Job
Collect every line below that contains the word "this".

[Data records]
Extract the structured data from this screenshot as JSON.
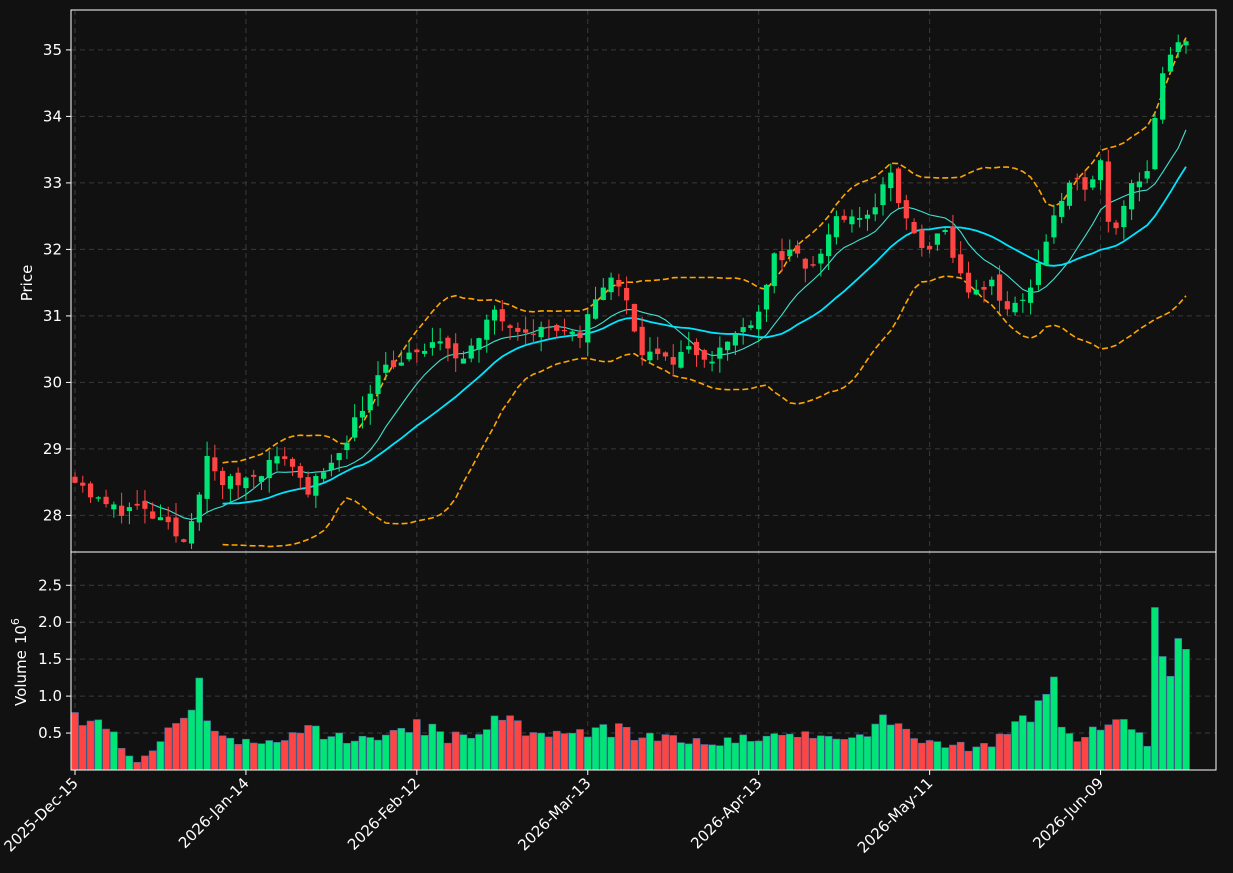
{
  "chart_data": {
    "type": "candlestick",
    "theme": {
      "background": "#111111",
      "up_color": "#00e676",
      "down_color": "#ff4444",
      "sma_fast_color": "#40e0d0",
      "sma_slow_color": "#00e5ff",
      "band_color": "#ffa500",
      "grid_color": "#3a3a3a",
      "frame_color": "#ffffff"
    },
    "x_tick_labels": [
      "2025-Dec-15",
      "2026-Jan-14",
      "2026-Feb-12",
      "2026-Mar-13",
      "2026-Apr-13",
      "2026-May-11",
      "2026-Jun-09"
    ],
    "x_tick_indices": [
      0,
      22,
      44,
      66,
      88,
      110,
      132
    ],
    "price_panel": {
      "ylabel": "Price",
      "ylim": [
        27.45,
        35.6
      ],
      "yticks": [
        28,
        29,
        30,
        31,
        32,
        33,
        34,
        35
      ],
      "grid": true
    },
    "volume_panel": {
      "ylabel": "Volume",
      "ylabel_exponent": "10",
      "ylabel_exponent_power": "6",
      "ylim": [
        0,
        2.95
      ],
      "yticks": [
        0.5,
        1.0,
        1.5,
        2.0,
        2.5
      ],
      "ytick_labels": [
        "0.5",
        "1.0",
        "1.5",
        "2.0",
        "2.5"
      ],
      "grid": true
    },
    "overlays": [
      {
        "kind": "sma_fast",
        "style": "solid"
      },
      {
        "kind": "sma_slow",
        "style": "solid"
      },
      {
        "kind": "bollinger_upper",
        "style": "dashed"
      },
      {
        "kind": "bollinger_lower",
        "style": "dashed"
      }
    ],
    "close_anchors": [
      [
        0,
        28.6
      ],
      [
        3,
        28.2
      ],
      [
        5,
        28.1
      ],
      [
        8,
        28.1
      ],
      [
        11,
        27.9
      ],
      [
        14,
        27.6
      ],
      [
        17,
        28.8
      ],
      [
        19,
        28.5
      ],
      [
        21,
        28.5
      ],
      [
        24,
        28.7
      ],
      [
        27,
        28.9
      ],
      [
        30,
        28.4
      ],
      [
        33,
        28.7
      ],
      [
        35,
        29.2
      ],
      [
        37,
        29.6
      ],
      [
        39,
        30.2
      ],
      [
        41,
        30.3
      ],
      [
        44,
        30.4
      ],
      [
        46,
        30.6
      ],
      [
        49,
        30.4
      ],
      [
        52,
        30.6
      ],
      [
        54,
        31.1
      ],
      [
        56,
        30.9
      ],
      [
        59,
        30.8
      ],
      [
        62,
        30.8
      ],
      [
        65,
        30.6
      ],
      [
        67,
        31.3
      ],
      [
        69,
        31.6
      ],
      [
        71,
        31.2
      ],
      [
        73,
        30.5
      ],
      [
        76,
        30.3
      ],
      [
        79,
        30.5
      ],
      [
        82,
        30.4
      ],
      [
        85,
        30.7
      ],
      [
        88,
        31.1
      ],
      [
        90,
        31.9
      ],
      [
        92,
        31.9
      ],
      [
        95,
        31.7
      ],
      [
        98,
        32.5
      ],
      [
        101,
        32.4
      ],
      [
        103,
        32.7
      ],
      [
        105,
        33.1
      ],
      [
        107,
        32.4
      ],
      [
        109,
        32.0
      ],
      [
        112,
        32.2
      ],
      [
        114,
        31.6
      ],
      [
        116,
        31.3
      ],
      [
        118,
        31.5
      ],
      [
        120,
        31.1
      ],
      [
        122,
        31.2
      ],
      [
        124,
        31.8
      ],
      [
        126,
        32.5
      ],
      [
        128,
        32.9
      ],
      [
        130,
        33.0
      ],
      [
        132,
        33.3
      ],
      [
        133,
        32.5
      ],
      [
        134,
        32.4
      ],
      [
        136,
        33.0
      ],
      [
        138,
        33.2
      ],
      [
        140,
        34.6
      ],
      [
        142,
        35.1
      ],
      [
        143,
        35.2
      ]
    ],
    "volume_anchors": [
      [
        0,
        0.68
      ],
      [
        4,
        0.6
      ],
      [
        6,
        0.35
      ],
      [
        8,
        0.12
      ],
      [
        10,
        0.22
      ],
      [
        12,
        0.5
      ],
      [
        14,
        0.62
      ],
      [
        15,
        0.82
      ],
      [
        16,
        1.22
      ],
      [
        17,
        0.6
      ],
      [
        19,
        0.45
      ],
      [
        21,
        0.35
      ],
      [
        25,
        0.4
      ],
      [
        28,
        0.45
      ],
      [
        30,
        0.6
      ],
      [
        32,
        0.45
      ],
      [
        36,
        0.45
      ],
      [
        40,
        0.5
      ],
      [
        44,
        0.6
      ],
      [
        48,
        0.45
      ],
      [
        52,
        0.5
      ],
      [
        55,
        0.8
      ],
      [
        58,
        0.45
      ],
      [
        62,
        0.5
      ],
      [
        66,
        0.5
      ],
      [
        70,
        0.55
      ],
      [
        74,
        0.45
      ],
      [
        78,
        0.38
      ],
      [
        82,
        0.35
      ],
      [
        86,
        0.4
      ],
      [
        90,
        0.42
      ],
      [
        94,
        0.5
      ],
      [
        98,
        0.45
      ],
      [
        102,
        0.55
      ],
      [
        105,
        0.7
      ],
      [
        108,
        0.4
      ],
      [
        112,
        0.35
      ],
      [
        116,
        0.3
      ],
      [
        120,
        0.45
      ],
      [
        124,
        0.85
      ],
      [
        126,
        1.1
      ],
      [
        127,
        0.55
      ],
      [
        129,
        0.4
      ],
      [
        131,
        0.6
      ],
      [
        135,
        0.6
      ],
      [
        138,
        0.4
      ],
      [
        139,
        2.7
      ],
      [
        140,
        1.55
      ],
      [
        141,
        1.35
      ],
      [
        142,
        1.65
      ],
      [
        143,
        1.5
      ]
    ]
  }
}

...

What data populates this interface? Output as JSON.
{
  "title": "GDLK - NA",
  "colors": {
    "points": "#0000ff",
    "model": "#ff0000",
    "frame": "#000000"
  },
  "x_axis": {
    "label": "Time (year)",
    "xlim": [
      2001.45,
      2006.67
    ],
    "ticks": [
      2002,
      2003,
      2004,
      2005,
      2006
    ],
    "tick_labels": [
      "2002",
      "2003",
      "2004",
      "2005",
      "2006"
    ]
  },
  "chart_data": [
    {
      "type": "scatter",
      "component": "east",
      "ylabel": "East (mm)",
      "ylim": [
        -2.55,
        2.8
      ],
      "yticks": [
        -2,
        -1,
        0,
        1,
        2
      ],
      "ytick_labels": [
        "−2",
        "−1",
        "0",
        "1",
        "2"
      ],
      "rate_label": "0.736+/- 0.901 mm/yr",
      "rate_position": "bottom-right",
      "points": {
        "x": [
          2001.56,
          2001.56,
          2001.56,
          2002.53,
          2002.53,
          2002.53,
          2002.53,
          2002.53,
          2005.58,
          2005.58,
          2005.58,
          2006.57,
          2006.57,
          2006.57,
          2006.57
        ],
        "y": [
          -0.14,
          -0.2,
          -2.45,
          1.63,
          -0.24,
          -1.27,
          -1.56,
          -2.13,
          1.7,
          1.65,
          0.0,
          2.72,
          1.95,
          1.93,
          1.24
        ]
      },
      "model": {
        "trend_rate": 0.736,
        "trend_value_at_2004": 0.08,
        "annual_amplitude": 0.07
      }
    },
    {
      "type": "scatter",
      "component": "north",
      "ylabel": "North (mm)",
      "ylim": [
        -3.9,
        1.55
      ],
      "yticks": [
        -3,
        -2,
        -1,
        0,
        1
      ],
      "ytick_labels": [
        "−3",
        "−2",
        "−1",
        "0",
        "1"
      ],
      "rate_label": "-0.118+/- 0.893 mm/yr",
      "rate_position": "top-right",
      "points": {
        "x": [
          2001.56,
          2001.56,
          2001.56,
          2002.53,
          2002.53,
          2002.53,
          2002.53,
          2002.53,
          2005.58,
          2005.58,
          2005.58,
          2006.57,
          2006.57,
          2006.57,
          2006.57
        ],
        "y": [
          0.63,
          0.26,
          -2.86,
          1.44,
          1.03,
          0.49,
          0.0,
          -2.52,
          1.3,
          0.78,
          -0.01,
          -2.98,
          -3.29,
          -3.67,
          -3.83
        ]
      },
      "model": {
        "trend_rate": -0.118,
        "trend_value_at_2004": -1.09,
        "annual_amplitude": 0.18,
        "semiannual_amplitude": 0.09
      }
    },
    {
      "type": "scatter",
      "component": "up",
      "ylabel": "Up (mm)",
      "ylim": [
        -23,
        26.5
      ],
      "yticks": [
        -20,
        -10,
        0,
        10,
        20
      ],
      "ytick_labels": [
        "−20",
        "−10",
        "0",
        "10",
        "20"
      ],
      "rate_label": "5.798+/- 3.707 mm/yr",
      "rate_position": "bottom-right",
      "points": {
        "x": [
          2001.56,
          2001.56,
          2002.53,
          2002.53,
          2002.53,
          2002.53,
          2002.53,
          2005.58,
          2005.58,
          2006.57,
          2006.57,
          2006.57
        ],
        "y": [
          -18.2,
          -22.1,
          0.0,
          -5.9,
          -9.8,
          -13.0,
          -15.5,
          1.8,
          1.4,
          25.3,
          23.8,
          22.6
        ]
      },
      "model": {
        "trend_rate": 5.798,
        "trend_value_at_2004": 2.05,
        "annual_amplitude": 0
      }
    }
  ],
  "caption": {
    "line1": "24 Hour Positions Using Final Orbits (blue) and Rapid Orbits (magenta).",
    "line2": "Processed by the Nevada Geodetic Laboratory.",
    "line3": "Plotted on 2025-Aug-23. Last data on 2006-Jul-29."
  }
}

Expected answer
Extract the structured data from this screenshot as JSON.
What data populates this interface? Output as JSON.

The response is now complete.